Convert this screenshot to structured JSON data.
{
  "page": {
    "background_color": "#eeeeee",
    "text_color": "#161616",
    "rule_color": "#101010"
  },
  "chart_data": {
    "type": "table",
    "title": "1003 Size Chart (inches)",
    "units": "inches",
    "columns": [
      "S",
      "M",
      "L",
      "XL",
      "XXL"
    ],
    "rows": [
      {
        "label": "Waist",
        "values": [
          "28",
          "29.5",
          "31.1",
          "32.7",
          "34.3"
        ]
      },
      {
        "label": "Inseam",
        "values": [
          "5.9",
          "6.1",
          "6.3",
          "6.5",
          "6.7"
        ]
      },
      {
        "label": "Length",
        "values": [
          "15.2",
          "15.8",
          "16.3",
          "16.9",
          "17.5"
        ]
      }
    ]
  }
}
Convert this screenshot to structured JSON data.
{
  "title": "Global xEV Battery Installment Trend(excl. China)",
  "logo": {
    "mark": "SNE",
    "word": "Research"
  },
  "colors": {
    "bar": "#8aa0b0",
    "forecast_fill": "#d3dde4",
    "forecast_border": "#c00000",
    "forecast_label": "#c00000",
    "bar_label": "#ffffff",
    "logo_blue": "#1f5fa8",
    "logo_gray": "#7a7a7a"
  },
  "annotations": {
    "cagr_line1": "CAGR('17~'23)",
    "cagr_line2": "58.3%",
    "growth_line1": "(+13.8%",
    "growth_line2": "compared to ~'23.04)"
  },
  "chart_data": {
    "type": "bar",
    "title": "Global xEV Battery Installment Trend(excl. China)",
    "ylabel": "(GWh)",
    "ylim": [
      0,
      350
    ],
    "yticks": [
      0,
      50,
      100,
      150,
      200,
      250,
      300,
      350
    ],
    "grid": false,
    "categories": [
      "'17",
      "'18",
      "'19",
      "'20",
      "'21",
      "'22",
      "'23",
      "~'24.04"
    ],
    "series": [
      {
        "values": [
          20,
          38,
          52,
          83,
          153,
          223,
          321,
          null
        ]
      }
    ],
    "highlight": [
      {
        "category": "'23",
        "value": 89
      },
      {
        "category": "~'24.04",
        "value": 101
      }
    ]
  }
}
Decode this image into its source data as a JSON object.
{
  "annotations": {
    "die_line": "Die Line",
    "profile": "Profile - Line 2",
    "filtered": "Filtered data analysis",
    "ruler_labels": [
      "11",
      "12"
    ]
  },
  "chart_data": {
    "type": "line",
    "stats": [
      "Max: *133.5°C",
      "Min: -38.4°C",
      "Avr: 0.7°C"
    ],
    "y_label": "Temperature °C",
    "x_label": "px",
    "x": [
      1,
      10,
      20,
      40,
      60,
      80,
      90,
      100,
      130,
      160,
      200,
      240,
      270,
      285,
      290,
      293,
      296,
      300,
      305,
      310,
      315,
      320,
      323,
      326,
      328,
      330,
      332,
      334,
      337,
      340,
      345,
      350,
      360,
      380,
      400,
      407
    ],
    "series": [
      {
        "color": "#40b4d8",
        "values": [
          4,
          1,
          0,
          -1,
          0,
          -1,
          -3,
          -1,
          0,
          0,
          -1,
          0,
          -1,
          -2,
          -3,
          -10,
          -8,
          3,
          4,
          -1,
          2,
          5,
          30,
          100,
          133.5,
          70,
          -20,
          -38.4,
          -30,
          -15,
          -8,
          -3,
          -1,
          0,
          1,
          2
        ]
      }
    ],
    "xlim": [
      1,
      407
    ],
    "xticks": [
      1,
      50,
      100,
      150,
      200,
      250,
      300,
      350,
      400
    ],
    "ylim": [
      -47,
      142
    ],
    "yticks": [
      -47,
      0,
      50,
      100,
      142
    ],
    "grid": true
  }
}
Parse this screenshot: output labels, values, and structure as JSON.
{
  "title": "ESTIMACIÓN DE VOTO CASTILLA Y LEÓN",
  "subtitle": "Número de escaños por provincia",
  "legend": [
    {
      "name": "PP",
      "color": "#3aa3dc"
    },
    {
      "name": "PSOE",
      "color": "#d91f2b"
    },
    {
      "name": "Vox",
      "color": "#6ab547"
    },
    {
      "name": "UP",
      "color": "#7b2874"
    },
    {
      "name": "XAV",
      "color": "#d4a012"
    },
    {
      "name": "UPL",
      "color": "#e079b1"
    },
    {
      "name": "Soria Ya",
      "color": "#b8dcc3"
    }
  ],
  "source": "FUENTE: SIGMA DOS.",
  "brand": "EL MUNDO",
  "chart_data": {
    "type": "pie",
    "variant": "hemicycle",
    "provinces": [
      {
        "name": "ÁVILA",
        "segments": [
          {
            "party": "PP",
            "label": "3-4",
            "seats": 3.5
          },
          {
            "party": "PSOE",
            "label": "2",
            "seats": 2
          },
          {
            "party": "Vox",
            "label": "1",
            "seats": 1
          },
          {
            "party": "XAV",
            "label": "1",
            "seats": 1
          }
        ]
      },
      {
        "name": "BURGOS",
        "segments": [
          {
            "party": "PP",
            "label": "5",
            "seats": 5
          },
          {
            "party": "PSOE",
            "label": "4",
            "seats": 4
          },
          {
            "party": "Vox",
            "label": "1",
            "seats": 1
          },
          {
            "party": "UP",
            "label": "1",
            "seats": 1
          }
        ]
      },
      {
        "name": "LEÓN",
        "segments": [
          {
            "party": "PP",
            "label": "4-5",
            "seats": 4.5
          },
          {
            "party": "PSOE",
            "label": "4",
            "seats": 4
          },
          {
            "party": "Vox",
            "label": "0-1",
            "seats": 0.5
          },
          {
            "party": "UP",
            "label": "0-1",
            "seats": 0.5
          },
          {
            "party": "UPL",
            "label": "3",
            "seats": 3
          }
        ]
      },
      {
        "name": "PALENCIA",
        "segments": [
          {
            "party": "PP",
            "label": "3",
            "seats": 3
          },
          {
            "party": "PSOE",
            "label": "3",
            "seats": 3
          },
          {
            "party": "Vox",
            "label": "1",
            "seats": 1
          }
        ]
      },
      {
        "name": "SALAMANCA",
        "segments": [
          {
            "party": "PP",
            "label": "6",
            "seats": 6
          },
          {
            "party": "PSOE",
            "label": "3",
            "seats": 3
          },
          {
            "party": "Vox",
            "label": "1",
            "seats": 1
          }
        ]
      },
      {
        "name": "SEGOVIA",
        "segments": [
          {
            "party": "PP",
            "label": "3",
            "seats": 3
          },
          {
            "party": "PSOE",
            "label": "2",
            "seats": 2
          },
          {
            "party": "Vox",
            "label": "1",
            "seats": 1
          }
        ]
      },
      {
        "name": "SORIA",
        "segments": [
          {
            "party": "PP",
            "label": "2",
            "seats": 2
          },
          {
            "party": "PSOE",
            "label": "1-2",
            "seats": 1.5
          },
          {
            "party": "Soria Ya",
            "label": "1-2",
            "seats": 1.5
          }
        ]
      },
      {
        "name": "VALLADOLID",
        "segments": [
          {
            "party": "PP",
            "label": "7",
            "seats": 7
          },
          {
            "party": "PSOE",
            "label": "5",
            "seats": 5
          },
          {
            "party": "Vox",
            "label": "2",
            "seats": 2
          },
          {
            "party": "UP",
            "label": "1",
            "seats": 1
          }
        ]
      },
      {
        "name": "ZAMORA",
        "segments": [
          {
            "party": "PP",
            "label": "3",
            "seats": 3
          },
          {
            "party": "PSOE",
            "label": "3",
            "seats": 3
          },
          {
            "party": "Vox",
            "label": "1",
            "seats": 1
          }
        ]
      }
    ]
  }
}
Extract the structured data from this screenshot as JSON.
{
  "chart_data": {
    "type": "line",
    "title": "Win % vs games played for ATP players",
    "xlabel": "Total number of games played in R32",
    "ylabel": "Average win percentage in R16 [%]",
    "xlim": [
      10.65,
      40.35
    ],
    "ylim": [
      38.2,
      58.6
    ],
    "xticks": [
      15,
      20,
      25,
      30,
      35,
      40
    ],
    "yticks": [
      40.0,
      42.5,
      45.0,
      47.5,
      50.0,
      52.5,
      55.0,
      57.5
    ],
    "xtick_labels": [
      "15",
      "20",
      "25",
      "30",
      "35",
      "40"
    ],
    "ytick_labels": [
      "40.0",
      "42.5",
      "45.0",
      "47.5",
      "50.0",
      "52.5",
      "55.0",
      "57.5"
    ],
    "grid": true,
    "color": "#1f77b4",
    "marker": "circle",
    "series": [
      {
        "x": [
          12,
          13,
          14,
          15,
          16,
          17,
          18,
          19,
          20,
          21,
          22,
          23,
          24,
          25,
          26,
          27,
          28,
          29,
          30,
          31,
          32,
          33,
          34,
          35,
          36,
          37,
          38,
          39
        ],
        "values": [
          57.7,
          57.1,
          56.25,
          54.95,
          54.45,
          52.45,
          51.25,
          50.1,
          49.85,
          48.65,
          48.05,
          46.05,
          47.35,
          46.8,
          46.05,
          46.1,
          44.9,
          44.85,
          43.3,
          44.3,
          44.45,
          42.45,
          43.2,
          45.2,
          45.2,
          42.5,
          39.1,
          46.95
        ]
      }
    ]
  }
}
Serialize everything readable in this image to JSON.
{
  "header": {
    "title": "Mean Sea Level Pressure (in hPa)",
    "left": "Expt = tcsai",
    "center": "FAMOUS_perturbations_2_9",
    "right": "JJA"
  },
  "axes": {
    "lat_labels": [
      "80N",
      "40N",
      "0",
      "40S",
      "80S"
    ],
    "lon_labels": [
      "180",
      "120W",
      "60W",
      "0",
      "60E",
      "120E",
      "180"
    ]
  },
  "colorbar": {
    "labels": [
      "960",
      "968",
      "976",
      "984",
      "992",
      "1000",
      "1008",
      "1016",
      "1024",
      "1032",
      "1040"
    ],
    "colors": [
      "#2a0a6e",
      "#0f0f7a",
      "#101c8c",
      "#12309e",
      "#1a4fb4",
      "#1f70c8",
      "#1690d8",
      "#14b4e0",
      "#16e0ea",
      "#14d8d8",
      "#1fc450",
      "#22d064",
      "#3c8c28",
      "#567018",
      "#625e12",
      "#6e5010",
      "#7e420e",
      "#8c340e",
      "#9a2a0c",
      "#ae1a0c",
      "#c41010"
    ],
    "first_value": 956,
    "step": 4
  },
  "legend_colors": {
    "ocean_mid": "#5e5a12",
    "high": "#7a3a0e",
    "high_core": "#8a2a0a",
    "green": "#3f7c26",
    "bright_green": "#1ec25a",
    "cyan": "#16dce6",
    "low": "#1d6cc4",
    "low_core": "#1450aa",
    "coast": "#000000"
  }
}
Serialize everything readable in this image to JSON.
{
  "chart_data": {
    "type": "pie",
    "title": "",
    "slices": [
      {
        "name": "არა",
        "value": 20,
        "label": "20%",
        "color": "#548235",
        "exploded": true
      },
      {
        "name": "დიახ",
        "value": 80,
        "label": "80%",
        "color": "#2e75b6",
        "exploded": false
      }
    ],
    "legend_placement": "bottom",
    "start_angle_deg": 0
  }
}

Written problem
Show every line from the listing above in which the string "Installment" appears.

Exercise output
  "title": "Global xEV Battery Installment Trend(excl. China)",
    "title": "Global xEV Battery Installment Trend(excl. China)",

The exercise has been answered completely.